■ **Stated problem**: Report only the number of lines in this material that include the string "screenshot".

□ □ □

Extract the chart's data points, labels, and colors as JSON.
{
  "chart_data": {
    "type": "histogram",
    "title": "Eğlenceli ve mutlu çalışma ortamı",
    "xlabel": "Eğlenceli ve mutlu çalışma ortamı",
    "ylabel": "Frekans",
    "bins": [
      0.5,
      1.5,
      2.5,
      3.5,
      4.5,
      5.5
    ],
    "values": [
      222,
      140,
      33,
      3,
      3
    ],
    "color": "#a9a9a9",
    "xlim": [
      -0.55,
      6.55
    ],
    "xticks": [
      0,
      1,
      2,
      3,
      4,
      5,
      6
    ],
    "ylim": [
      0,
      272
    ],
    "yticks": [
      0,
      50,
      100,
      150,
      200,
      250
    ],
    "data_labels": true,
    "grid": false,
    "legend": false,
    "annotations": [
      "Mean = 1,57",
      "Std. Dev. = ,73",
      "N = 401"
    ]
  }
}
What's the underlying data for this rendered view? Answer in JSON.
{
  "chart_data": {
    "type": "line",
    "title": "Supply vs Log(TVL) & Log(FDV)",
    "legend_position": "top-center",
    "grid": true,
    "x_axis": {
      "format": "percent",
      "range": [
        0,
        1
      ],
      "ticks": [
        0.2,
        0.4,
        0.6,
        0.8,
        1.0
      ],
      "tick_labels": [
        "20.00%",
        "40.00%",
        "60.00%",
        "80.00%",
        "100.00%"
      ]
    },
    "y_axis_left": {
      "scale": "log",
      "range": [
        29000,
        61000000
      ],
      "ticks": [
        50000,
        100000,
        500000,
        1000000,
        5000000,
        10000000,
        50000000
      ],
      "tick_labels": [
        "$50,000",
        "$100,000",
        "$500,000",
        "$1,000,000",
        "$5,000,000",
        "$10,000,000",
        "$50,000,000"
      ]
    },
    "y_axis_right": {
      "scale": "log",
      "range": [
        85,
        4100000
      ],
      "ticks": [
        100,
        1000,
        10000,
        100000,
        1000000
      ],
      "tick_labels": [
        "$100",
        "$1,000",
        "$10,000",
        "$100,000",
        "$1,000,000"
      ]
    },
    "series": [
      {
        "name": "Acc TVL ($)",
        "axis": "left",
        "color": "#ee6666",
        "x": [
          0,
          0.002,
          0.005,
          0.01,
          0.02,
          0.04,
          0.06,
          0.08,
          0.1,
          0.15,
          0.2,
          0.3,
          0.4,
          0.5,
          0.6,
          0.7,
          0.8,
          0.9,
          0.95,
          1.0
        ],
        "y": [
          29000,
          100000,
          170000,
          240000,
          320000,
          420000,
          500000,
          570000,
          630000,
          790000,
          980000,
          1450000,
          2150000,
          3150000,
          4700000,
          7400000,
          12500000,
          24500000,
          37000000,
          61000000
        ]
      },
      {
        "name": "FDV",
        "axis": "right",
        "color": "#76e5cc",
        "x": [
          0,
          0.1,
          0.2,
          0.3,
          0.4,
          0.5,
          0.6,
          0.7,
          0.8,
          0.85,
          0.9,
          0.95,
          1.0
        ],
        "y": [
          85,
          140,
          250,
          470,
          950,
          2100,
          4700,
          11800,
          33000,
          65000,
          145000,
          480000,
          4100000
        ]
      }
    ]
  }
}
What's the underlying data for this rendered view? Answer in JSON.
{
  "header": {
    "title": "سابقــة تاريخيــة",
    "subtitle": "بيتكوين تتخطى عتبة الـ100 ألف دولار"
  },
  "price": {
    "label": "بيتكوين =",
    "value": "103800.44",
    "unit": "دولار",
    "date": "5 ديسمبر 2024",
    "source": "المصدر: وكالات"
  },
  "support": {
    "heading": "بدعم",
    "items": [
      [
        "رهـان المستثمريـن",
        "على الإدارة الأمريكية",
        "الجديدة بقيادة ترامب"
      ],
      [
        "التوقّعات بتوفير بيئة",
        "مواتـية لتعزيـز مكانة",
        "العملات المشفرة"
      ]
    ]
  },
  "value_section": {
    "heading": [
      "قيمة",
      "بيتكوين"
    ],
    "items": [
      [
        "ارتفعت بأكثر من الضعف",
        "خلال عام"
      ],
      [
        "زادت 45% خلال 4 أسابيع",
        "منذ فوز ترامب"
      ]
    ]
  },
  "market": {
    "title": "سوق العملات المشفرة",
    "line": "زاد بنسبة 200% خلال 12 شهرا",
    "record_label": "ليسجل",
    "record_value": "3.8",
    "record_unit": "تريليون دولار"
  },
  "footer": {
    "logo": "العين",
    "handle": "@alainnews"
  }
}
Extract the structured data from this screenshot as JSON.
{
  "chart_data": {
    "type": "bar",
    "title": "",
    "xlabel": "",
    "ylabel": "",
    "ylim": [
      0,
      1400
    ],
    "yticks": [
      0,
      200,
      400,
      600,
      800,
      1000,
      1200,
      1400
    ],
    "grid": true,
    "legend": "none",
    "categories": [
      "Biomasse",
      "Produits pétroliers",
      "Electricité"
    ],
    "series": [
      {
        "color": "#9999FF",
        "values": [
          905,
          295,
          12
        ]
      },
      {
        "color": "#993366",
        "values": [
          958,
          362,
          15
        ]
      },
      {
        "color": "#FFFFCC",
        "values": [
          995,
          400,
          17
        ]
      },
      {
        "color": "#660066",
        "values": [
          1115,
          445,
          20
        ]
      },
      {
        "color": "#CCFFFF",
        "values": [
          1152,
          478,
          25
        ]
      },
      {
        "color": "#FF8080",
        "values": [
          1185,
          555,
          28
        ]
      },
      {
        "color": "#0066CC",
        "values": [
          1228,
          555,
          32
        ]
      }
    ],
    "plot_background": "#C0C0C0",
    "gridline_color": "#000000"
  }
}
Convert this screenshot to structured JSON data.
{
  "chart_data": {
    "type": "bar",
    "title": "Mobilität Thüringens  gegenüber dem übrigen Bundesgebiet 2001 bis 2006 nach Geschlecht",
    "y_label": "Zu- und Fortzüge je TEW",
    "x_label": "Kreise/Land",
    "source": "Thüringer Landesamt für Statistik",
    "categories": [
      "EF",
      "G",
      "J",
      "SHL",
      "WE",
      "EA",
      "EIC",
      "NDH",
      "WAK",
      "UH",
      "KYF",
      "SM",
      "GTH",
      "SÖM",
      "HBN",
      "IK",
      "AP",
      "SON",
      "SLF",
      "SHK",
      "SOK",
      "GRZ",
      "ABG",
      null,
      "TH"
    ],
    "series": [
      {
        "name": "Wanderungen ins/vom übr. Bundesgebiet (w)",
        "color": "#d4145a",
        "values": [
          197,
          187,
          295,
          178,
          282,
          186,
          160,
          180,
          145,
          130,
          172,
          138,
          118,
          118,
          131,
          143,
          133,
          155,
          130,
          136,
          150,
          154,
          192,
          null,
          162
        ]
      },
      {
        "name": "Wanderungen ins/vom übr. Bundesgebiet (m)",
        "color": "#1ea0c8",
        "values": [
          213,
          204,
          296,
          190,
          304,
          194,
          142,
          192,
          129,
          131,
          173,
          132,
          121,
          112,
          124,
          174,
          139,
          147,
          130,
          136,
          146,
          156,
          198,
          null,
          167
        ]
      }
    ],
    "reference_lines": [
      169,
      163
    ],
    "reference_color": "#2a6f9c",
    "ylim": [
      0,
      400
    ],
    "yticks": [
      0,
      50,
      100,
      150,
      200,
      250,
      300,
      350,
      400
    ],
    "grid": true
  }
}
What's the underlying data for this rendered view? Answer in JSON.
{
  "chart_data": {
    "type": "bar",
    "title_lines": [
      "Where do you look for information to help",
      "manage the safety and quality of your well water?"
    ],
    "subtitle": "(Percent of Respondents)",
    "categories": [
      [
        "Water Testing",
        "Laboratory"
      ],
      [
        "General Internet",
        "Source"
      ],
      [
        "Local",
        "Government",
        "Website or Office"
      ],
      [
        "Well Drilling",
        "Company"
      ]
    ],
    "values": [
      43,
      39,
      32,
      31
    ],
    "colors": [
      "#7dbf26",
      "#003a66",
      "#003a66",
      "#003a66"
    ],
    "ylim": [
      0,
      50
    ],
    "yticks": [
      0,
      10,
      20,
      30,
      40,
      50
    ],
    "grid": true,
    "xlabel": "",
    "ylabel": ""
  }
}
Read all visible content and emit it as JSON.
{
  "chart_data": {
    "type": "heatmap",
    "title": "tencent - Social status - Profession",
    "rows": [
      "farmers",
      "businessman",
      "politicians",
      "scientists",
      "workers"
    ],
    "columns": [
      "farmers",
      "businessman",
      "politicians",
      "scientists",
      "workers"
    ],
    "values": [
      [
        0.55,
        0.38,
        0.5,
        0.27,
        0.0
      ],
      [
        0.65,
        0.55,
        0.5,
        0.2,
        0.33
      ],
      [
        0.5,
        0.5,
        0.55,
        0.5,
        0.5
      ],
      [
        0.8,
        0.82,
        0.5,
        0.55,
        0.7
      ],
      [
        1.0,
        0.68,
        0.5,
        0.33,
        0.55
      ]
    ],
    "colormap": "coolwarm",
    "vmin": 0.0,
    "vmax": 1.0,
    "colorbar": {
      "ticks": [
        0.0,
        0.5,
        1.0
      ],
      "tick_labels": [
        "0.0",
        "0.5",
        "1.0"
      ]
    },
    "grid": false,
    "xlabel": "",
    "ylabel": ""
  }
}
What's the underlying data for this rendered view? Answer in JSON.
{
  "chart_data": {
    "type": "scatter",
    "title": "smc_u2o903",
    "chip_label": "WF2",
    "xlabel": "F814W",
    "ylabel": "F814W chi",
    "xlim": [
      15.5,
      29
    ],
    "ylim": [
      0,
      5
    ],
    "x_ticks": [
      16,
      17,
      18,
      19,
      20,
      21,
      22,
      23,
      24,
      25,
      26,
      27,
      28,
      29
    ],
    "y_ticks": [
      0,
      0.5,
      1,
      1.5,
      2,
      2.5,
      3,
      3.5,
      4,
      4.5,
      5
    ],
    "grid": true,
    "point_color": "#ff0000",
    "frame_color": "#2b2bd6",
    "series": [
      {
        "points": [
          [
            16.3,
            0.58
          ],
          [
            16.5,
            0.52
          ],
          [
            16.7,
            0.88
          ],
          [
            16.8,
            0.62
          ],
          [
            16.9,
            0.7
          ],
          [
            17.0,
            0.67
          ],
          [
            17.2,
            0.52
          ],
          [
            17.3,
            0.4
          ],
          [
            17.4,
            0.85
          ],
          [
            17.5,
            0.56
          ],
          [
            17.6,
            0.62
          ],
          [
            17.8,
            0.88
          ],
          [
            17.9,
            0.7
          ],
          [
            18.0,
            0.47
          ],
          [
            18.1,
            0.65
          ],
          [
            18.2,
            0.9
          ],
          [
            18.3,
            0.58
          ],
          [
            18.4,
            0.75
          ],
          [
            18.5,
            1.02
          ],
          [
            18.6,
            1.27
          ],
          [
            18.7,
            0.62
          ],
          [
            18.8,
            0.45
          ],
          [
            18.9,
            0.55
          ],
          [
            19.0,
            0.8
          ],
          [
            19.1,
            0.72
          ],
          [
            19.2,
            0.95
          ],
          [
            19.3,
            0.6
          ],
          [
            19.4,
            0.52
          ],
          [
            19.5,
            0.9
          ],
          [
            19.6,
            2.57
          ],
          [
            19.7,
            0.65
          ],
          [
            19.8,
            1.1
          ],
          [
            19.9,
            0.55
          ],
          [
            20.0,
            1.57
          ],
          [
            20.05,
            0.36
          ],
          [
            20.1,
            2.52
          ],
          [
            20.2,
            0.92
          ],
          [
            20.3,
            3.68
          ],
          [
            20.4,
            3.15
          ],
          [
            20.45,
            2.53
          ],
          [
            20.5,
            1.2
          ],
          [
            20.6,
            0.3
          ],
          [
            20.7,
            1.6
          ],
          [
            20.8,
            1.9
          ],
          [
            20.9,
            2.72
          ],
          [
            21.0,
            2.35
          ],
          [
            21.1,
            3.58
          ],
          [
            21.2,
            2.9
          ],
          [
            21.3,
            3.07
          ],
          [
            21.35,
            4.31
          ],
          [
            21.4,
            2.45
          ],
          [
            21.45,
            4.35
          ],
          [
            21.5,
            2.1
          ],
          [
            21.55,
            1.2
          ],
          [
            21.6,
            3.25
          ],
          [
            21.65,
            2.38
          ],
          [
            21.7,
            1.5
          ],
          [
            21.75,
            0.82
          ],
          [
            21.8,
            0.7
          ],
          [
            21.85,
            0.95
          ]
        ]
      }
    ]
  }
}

□ □ □

■ **Task solution**: 2